REQUIREMENT —
Take every line that has the string "posibles" and copy it out.

MATERIAL FOR THE TASK —
--
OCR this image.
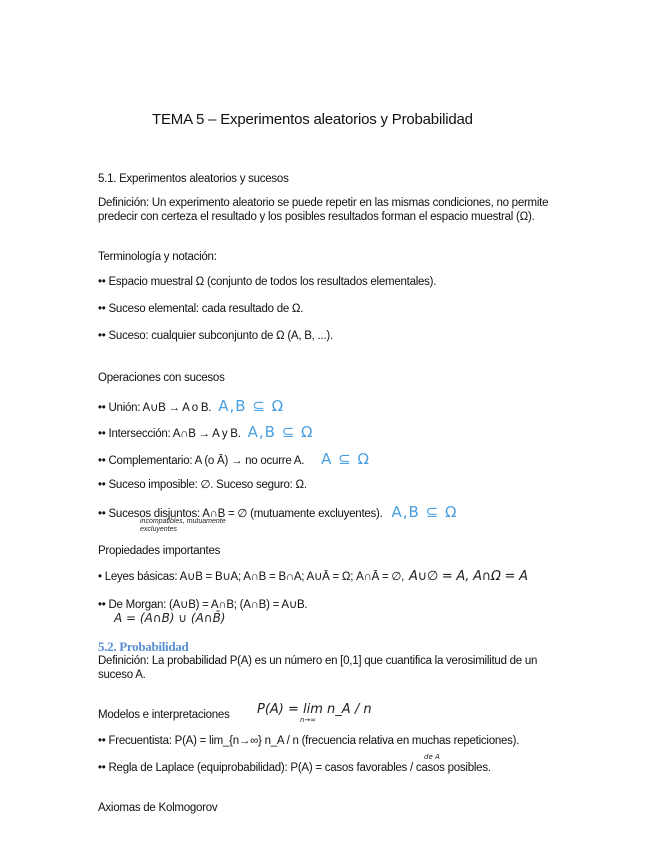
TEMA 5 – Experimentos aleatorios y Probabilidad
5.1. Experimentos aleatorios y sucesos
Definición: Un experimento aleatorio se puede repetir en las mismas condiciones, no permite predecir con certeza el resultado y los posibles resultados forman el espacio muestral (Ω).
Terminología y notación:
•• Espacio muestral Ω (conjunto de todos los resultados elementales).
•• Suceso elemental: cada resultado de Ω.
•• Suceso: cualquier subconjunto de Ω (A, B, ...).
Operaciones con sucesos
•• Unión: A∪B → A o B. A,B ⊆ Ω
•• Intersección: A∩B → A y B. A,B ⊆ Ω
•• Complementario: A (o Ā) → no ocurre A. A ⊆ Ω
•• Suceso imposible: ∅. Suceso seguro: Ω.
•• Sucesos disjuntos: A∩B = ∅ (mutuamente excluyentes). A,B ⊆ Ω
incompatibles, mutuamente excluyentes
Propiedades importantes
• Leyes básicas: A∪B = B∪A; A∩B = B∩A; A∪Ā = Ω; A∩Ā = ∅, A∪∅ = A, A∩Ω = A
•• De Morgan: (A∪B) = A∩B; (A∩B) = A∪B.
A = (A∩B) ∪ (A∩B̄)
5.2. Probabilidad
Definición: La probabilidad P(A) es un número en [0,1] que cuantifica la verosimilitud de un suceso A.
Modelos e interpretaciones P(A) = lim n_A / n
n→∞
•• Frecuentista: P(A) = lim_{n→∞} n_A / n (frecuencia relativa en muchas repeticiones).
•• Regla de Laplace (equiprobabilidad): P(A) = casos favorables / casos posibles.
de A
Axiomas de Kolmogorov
--
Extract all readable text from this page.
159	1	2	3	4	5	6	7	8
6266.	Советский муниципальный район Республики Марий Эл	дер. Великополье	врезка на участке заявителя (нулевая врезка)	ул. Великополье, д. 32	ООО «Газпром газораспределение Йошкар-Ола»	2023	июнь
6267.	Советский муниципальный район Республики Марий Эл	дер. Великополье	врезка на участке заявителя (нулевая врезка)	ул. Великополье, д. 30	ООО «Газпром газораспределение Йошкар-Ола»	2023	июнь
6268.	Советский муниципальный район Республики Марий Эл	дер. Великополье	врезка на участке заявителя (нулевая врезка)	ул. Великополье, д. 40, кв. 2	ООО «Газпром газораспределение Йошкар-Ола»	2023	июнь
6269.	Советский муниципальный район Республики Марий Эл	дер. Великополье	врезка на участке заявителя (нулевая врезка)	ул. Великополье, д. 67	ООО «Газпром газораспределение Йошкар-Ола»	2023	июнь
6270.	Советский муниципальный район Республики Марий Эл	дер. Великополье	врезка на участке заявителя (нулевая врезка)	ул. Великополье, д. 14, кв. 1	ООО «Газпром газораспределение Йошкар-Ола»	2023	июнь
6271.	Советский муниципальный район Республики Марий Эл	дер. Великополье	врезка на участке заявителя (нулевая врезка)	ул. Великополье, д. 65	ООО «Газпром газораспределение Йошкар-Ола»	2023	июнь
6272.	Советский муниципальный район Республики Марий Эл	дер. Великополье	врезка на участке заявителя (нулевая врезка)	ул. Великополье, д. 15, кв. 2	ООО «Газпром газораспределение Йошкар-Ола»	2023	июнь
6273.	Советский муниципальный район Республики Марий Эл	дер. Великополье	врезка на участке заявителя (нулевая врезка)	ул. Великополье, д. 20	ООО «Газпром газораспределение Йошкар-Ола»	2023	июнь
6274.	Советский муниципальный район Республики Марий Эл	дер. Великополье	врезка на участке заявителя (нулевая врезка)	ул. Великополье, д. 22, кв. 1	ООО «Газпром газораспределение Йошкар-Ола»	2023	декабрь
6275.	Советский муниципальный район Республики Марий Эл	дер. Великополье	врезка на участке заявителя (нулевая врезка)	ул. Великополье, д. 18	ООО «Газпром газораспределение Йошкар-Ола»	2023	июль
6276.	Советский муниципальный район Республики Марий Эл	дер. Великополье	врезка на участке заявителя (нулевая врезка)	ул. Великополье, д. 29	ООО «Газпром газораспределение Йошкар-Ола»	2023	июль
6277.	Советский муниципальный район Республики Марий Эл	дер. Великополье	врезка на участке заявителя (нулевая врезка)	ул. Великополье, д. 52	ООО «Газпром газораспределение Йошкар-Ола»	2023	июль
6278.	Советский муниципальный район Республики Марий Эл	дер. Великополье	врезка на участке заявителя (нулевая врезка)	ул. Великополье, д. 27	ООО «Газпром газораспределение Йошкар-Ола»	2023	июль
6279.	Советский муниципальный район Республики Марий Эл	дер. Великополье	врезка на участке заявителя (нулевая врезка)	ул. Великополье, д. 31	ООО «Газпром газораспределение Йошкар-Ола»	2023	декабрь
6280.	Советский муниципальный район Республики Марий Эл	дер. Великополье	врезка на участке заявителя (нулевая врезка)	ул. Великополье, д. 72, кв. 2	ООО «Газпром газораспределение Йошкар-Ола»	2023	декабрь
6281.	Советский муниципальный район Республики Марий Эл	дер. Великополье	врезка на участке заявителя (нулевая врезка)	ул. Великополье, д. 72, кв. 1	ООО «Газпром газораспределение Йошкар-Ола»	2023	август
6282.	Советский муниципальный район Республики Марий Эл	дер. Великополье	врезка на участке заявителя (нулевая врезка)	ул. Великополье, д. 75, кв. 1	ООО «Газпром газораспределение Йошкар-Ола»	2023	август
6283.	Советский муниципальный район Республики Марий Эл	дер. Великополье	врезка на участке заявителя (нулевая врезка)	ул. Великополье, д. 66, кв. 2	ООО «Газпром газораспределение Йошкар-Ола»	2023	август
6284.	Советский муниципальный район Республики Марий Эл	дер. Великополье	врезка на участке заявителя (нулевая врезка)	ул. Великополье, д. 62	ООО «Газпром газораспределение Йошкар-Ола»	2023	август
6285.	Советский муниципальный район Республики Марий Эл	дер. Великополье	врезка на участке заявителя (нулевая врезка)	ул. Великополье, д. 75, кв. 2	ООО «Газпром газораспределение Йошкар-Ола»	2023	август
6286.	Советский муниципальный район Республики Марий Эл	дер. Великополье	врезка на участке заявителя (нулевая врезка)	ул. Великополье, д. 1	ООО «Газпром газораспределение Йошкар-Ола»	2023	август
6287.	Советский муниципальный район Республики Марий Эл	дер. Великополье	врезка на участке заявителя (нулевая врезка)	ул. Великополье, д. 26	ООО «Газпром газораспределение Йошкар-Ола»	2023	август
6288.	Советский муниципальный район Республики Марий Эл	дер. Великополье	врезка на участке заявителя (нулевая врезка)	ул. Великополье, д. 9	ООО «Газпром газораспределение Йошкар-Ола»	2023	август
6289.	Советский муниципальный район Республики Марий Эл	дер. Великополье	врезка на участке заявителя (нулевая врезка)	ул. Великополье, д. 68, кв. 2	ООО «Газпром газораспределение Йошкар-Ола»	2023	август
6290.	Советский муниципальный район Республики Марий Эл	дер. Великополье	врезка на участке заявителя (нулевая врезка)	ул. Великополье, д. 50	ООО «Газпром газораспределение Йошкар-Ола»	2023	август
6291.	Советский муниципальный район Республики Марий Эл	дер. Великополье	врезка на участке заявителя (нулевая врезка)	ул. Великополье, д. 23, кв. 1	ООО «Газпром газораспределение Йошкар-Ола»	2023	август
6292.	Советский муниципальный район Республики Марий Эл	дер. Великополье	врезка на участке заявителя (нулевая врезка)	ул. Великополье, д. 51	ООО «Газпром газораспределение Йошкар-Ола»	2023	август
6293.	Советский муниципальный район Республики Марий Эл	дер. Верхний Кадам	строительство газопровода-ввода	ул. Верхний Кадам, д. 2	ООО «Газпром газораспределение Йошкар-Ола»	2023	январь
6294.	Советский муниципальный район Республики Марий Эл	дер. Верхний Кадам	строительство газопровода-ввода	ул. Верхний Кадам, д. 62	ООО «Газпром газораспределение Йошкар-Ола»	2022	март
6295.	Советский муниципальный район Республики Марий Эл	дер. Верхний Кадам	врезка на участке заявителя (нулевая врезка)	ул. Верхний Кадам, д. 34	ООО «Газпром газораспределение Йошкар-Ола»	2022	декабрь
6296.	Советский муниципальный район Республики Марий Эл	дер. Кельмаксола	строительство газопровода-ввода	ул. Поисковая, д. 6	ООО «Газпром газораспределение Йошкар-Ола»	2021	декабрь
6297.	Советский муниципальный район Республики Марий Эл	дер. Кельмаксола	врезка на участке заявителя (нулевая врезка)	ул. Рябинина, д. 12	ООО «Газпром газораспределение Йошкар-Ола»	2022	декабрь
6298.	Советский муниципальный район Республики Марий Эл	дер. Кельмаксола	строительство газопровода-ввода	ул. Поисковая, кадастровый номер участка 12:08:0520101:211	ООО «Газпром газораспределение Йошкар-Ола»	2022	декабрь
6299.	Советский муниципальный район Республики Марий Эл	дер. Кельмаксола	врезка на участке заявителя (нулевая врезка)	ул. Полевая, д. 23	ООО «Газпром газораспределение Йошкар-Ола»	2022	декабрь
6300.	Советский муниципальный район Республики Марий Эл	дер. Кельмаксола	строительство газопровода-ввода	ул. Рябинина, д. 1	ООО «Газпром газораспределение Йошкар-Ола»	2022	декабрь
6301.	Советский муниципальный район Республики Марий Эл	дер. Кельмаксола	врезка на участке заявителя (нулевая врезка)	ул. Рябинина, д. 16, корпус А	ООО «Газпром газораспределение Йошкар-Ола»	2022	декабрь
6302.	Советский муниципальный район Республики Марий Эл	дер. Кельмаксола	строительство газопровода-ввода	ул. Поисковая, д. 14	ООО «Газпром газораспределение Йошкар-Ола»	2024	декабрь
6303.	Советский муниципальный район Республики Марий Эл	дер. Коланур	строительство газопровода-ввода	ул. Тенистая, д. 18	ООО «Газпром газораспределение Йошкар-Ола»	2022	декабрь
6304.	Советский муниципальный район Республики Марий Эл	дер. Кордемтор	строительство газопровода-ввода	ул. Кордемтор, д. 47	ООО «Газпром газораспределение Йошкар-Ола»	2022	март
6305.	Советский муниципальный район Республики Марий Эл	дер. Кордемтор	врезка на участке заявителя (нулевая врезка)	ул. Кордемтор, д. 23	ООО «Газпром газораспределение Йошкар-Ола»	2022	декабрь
--
OUTPUT BELOW —
Definición: Un experimento aleatorio se puede repetir en las mismas condiciones, no permite predecir con certeza el resultado y los posibles resultados forman el espacio muestral (Ω).
•• Regla de Laplace (equiprobabilidad): P(A) = casos favorables / casos posibles.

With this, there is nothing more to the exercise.